:: WORK TO DO ::
All of the material below is to be retyped exactly.
* BEGIN *
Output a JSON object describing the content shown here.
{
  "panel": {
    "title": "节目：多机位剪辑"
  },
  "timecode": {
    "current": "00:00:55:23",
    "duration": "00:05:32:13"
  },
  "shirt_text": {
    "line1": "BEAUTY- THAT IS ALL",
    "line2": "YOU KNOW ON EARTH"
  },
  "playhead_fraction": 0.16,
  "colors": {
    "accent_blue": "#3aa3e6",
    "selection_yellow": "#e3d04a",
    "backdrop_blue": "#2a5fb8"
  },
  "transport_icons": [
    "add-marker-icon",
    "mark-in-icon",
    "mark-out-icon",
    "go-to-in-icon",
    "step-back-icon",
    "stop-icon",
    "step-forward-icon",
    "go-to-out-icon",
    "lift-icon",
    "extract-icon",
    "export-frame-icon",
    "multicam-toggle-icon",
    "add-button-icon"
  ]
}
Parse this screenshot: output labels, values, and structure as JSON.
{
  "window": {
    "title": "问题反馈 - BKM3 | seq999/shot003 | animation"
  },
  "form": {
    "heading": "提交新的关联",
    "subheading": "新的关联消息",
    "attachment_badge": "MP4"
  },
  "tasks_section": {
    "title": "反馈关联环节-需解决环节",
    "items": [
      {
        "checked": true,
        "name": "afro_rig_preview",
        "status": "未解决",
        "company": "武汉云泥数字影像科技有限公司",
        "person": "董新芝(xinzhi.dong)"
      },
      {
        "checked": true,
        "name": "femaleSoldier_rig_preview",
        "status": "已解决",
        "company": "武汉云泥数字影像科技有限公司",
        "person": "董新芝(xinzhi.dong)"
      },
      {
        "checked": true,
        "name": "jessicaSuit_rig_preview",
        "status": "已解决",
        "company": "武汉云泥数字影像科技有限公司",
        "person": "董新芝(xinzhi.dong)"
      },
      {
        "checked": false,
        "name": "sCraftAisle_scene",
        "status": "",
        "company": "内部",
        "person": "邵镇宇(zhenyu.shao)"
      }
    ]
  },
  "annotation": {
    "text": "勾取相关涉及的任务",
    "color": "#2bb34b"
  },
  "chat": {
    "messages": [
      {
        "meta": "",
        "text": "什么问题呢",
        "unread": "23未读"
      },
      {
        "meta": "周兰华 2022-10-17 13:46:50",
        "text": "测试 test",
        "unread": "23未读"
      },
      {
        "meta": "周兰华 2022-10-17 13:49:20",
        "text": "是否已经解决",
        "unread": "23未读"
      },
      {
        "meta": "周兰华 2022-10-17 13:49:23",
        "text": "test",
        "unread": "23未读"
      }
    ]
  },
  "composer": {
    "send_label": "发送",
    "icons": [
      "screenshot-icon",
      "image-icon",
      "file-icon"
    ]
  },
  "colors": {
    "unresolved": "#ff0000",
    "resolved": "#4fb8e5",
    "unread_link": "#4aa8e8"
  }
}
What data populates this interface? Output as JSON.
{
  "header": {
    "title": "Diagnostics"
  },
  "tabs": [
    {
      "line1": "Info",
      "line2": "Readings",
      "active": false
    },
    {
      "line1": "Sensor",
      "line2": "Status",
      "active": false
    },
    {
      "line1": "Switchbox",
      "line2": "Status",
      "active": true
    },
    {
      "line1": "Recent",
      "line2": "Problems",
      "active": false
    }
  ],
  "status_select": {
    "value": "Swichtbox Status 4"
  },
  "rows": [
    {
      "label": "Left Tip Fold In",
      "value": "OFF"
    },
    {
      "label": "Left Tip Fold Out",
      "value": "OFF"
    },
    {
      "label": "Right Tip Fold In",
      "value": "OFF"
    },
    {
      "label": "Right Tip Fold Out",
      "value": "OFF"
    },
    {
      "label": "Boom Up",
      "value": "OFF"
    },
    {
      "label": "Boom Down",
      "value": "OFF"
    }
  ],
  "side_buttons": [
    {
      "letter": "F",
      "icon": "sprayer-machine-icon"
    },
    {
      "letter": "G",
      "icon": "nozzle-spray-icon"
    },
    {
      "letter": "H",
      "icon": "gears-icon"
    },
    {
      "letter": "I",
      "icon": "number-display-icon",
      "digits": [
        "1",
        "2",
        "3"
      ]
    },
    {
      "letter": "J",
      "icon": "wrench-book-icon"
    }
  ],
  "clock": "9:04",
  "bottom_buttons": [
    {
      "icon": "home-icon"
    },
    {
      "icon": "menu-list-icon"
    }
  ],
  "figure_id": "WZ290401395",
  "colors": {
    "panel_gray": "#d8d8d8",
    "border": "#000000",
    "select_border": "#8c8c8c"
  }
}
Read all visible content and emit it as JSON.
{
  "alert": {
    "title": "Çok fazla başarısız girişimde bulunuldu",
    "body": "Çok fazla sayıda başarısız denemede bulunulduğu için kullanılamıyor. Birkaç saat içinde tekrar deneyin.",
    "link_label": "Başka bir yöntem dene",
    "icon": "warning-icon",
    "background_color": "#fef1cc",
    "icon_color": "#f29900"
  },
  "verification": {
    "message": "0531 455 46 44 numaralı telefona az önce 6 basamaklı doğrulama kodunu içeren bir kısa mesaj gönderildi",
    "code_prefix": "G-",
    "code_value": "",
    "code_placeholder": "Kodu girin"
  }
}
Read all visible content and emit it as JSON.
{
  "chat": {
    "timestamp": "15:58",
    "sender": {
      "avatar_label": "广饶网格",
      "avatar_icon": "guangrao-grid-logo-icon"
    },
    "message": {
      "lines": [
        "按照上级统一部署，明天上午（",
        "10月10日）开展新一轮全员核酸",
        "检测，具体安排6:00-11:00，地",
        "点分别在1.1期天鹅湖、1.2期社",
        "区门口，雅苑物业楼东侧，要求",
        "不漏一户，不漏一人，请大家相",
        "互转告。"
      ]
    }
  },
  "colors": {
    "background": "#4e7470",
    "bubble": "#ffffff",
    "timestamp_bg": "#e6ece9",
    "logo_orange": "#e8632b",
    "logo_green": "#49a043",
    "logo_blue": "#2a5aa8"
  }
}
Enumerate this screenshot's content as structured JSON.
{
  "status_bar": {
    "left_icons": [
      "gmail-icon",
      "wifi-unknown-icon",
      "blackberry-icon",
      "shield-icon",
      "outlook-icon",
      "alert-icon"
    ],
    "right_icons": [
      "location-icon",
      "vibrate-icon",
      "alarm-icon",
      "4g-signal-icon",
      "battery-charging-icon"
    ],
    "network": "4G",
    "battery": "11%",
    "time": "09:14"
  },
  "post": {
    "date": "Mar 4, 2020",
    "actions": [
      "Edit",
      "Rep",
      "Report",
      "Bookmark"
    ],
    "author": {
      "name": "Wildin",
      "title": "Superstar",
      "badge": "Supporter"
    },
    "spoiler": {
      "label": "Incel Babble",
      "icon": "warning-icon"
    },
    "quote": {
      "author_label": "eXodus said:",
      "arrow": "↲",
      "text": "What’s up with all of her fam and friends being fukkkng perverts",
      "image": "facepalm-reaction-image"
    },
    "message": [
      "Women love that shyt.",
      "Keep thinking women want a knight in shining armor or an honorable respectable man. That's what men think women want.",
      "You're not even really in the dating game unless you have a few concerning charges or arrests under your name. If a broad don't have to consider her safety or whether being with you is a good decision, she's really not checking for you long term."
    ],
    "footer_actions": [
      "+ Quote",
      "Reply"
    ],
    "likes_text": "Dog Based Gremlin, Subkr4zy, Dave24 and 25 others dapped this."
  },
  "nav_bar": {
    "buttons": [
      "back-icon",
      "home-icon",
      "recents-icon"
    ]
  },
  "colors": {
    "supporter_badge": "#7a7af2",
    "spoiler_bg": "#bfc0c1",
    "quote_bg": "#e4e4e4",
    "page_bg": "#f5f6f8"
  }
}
* END *
:: OUTPUT OF THE EXERCISE ::
Output a JSON object describing the content shown here.
{
  "panel": {
    "title": "节目：多机位剪辑"
  },
  "timecode": {
    "current": "00:00:55:23",
    "duration": "00:05:32:13"
  },
  "shirt_text": {
    "line1": "BEAUTY- THAT IS ALL",
    "line2": "YOU KNOW ON EARTH"
  },
  "playhead_fraction": 0.16,
  "colors": {
    "accent_blue": "#3aa3e6",
    "selection_yellow": "#e3d04a",
    "backdrop_blue": "#2a5fb8"
  },
  "transport_icons": [
    "add-marker-icon",
    "mark-in-icon",
    "mark-out-icon",
    "go-to-in-icon",
    "step-back-icon",
    "stop-icon",
    "step-forward-icon",
    "go-to-out-icon",
    "lift-icon",
    "extract-icon",
    "export-frame-icon",
    "multicam-toggle-icon",
    "add-button-icon"
  ]
}
Parse this screenshot: output labels, values, and structure as JSON.
{
  "window": {
    "title": "问题反馈 - BKM3 | seq999/shot003 | animation"
  },
  "form": {
    "heading": "提交新的关联",
    "subheading": "新的关联消息",
    "attachment_badge": "MP4"
  },
  "tasks_section": {
    "title": "反馈关联环节-需解决环节",
    "items": [
      {
        "checked": true,
        "name": "afro_rig_preview",
        "status": "未解决",
        "company": "武汉云泥数字影像科技有限公司",
        "person": "董新芝(xinzhi.dong)"
      },
      {
        "checked": true,
        "name": "femaleSoldier_rig_preview",
        "status": "已解决",
        "company": "武汉云泥数字影像科技有限公司",
        "person": "董新芝(xinzhi.dong)"
      },
      {
        "checked": true,
        "name": "jessicaSuit_rig_preview",
        "status": "已解决",
        "company": "武汉云泥数字影像科技有限公司",
        "person": "董新芝(xinzhi.dong)"
      },
      {
        "checked": false,
        "name": "sCraftAisle_scene",
        "status": "",
        "company": "内部",
        "person": "邵镇宇(zhenyu.shao)"
      }
    ]
  },
  "annotation": {
    "text": "勾取相关涉及的任务",
    "color": "#2bb34b"
  },
  "chat": {
    "messages": [
      {
        "meta": "",
        "text": "什么问题呢",
        "unread": "23未读"
      },
      {
        "meta": "周兰华 2022-10-17 13:46:50",
        "text": "测试 test",
        "unread": "23未读"
      },
      {
        "meta": "周兰华 2022-10-17 13:49:20",
        "text": "是否已经解决",
        "unread": "23未读"
      },
      {
        "meta": "周兰华 2022-10-17 13:49:23",
        "text": "test",
        "unread": "23未读"
      }
    ]
  },
  "composer": {
    "send_label": "发送",
    "icons": [
      "screenshot-icon",
      "image-icon",
      "file-icon"
    ]
  },
  "colors": {
    "unresolved": "#ff0000",
    "resolved": "#4fb8e5",
    "unread_link": "#4aa8e8"
  }
}
What data populates this interface? Output as JSON.
{
  "header": {
    "title": "Diagnostics"
  },
  "tabs": [
    {
      "line1": "Info",
      "line2": "Readings",
      "active": false
    },
    {
      "line1": "Sensor",
      "line2": "Status",
      "active": false
    },
    {
      "line1": "Switchbox",
      "line2": "Status",
      "active": true
    },
    {
      "line1": "Recent",
      "line2": "Problems",
      "active": false
    }
  ],
  "status_select": {
    "value": "Swichtbox Status 4"
  },
  "rows": [
    {
      "label": "Left Tip Fold In",
      "value": "OFF"
    },
    {
      "label": "Left Tip Fold Out",
      "value": "OFF"
    },
    {
      "label": "Right Tip Fold In",
      "value": "OFF"
    },
    {
      "label": "Right Tip Fold Out",
      "value": "OFF"
    },
    {
      "label": "Boom Up",
      "value": "OFF"
    },
    {
      "label": "Boom Down",
      "value": "OFF"
    }
  ],
  "side_buttons": [
    {
      "letter": "F",
      "icon": "sprayer-machine-icon"
    },
    {
      "letter": "G",
      "icon": "nozzle-spray-icon"
    },
    {
      "letter": "H",
      "icon": "gears-icon"
    },
    {
      "letter": "I",
      "icon": "number-display-icon",
      "digits": [
        "1",
        "2",
        "3"
      ]
    },
    {
      "letter": "J",
      "icon": "wrench-book-icon"
    }
  ],
  "clock": "9:04",
  "bottom_buttons": [
    {
      "icon": "home-icon"
    },
    {
      "icon": "menu-list-icon"
    }
  ],
  "figure_id": "WZ290401395",
  "colors": {
    "panel_gray": "#d8d8d8",
    "border": "#000000",
    "select_border": "#8c8c8c"
  }
}
Read all visible content and emit it as JSON.
{
  "alert": {
    "title": "Çok fazla başarısız girişimde bulunuldu",
    "body": "Çok fazla sayıda başarısız denemede bulunulduğu için kullanılamıyor. Birkaç saat içinde tekrar deneyin.",
    "link_label": "Başka bir yöntem dene",
    "icon": "warning-icon",
    "background_color": "#fef1cc",
    "icon_color": "#f29900"
  },
  "verification": {
    "message": "0531 455 46 44 numaralı telefona az önce 6 basamaklı doğrulama kodunu içeren bir kısa mesaj gönderildi",
    "code_prefix": "G-",
    "code_value": "",
    "code_placeholder": "Kodu girin"
  }
}
Read all visible content and emit it as JSON.
{
  "chat": {
    "timestamp": "15:58",
    "sender": {
      "avatar_label": "广饶网格",
      "avatar_icon": "guangrao-grid-logo-icon"
    },
    "message": {
      "lines": [
        "按照上级统一部署，明天上午（",
        "10月10日）开展新一轮全员核酸",
        "检测，具体安排6:00-11:00，地",
        "点分别在1.1期天鹅湖、1.2期社",
        "区门口，雅苑物业楼东侧，要求",
        "不漏一户，不漏一人，请大家相",
        "互转告。"
      ]
    }
  },
  "colors": {
    "background": "#4e7470",
    "bubble": "#ffffff",
    "timestamp_bg": "#e6ece9",
    "logo_orange": "#e8632b",
    "logo_green": "#49a043",
    "logo_blue": "#2a5aa8"
  }
}
Enumerate this screenshot's content as structured JSON.
{
  "status_bar": {
    "left_icons": [
      "gmail-icon",
      "wifi-unknown-icon",
      "blackberry-icon",
      "shield-icon",
      "outlook-icon",
      "alert-icon"
    ],
    "right_icons": [
      "location-icon",
      "vibrate-icon",
      "alarm-icon",
      "4g-signal-icon",
      "battery-charging-icon"
    ],
    "network": "4G",
    "battery": "11%",
    "time": "09:14"
  },
  "post": {
    "date": "Mar 4, 2020",
    "actions": [
      "Edit",
      "Rep",
      "Report",
      "Bookmark"
    ],
    "author": {
      "name": "Wildin",
      "title": "Superstar",
      "badge": "Supporter"
    },
    "spoiler": {
      "label": "Incel Babble",
      "icon": "warning-icon"
    },
    "quote": {
      "author_label": "eXodus said:",
      "arrow": "↲",
      "text": "What’s up with all of her fam and friends being fukkkng perverts",
      "image": "facepalm-reaction-image"
    },
    "message": [
      "Women love that shyt.",
      "Keep thinking women want a knight in shining armor or an honorable respectable man. That's what men think women want.",
      "You're not even really in the dating game unless you have a few concerning charges or arrests under your name. If a broad don't have to consider her safety or whether being with you is a good decision, she's really not checking for you long term."
    ],
    "footer_actions": [
      "+ Quote",
      "Reply"
    ],
    "likes_text": "Dog Based Gremlin, Subkr4zy, Dave24 and 25 others dapped this."
  },
  "nav_bar": {
    "buttons": [
      "back-icon",
      "home-icon",
      "recents-icon"
    ]
  },
  "colors": {
    "supporter_badge": "#7a7af2",
    "spoiler_bg": "#bfc0c1",
    "quote_bg": "#e4e4e4",
    "page_bg": "#f5f6f8"
  }
}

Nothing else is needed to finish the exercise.